• [WHAT THE EXERCISE ASKS]: Copy the material word for word, from its first line through the line containing "- chart-panel-b: Specific". Include both of those lines.

--

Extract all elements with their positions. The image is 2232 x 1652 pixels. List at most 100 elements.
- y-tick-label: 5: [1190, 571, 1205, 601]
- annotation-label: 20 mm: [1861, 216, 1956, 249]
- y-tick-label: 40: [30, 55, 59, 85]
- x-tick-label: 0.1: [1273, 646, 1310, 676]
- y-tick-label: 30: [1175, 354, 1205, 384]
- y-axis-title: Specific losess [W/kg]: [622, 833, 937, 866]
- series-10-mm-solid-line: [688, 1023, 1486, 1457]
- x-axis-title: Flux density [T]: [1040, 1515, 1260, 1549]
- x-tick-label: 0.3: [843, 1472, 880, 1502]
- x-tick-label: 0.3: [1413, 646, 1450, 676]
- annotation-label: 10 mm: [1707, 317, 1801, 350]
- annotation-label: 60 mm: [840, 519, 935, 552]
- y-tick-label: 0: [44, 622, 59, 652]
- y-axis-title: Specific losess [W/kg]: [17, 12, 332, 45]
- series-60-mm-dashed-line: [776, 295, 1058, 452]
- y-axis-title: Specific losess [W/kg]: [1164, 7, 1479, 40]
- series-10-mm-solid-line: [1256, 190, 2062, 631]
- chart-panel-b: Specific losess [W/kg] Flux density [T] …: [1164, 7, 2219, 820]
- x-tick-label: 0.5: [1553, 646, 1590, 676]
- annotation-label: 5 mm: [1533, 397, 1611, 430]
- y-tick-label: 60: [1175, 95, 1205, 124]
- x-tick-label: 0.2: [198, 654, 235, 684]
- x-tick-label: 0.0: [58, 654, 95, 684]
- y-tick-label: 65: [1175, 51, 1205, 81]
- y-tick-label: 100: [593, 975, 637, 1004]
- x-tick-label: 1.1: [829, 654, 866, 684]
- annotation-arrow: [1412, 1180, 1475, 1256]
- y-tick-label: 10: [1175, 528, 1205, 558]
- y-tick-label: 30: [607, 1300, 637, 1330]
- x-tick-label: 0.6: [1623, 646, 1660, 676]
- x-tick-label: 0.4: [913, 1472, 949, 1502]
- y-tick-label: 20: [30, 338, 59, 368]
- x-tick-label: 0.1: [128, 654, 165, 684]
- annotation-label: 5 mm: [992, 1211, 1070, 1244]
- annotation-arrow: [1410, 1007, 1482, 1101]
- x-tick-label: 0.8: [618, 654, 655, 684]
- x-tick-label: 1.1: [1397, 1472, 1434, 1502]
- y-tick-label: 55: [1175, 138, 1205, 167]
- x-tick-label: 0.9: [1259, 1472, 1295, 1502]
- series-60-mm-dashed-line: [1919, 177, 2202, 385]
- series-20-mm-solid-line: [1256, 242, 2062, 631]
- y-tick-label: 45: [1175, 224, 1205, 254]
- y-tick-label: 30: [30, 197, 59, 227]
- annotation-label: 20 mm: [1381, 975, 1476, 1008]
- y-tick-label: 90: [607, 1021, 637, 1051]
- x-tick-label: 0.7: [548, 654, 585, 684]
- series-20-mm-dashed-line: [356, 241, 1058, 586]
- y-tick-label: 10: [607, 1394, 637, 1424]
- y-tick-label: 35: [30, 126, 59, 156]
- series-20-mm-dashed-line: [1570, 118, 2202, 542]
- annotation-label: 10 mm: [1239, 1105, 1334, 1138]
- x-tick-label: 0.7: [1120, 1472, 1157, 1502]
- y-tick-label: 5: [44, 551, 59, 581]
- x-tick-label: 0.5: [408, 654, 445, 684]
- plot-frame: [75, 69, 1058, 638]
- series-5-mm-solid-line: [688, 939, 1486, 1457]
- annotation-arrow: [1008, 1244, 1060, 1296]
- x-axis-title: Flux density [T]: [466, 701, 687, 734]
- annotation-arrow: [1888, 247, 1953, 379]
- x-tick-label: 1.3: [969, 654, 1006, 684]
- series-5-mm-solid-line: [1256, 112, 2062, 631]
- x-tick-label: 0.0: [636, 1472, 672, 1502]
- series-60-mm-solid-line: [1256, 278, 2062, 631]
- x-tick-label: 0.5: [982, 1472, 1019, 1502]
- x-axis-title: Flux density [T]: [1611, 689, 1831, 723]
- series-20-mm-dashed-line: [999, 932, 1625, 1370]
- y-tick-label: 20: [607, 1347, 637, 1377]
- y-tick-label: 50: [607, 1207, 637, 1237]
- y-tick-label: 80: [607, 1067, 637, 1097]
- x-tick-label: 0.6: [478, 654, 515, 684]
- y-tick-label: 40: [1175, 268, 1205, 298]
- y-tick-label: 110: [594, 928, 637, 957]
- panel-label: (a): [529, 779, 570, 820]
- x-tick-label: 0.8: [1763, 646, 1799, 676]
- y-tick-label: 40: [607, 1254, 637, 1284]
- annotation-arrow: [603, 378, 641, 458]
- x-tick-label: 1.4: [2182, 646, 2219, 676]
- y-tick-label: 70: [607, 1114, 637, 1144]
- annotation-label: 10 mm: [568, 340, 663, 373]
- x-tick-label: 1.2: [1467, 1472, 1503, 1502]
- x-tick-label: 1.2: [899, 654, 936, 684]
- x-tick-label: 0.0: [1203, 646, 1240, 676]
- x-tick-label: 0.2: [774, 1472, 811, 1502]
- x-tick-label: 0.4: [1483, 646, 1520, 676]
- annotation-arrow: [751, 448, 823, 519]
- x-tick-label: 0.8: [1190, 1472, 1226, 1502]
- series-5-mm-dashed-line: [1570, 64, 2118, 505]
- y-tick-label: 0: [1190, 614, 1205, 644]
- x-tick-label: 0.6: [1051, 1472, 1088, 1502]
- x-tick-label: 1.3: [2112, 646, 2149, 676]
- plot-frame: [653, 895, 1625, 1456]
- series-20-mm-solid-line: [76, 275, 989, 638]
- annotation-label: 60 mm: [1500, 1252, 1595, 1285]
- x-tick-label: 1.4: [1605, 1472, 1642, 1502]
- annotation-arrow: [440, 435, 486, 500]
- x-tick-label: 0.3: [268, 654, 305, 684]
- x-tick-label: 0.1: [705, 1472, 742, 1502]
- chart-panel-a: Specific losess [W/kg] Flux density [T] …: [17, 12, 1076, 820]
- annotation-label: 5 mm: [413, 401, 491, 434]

--

• [OUTPUT]:
Extract all elements with their positions. The image is 2232 x 1652 pixels. List at most 100 elements.
- y-tick-label: 5: [1190, 571, 1205, 601]
- annotation-label: 20 mm: [1861, 216, 1956, 249]
- y-tick-label: 40: [30, 55, 59, 85]
- x-tick-label: 0.1: [1273, 646, 1310, 676]
- y-tick-label: 30: [1175, 354, 1205, 384]
- y-axis-title: Specific losess [W/kg]: [622, 833, 937, 866]
- series-10-mm-solid-line: [688, 1023, 1486, 1457]
- x-axis-title: Flux density [T]: [1040, 1515, 1260, 1549]
- x-tick-label: 0.3: [843, 1472, 880, 1502]
- x-tick-label: 0.3: [1413, 646, 1450, 676]
- annotation-label: 10 mm: [1707, 317, 1801, 350]
- annotation-label: 60 mm: [840, 519, 935, 552]
- y-tick-label: 0: [44, 622, 59, 652]
- y-axis-title: Specific losess [W/kg]: [17, 12, 332, 45]
- series-60-mm-dashed-line: [776, 295, 1058, 452]
- y-axis-title: Specific losess [W/kg]: [1164, 7, 1479, 40]
- series-10-mm-solid-line: [1256, 190, 2062, 631]
- chart-panel-b: Specific losess [W/kg] Flux density [T] …: [1164, 7, 2219, 820]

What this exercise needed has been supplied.